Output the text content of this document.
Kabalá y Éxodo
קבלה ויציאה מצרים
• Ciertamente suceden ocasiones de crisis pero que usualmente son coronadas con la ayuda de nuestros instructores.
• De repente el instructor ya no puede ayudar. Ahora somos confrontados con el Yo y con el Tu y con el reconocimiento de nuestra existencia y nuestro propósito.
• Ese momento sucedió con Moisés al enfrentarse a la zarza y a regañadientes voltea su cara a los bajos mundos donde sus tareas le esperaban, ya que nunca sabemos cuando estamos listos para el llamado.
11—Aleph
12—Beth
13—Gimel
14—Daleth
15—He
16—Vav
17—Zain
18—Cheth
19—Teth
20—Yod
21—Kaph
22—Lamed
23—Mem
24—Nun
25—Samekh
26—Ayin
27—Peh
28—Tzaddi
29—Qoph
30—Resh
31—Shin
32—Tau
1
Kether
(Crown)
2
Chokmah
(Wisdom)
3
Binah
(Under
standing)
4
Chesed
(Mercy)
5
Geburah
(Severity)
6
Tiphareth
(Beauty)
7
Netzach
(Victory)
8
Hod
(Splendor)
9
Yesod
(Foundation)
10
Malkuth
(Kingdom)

· · · · · · ·

### Your goal
Return the material exactly as it stands.

### The output
Output the text content of this document.
Kabalá y Éxodo
קבלה ויציאה מצרים
• Ciertamente suceden ocasiones de crisis pero que usualmente son coronadas con la ayuda de nuestros instructores.
• De repente el instructor ya no puede ayudar. Ahora somos confrontados con el Yo y con el Tu y con el reconocimiento de nuestra existencia y nuestro propósito.
• Ese momento sucedió con Moisés al enfrentarse a la zarza y a regañadientes voltea su cara a los bajos mundos donde sus tareas le esperaban, ya que nunca sabemos cuando estamos listos para el llamado.
11—Aleph
12—Beth
13—Gimel
14—Daleth
15—He
16—Vav
17—Zain
18—Cheth
19—Teth
20—Yod
21—Kaph
22—Lamed
23—Mem
24—Nun
25—Samekh
26—Ayin
27—Peh
28—Tzaddi
29—Qoph
30—Resh
31—Shin
32—Tau
1
Kether
(Crown)
2
Chokmah
(Wisdom)
3
Binah
(Under
standing)
4
Chesed
(Mercy)
5
Geburah
(Severity)
6
Tiphareth
(Beauty)
7
Netzach
(Victory)
8
Hod
(Splendor)
9
Yesod
(Foundation)
10
Malkuth
(Kingdom)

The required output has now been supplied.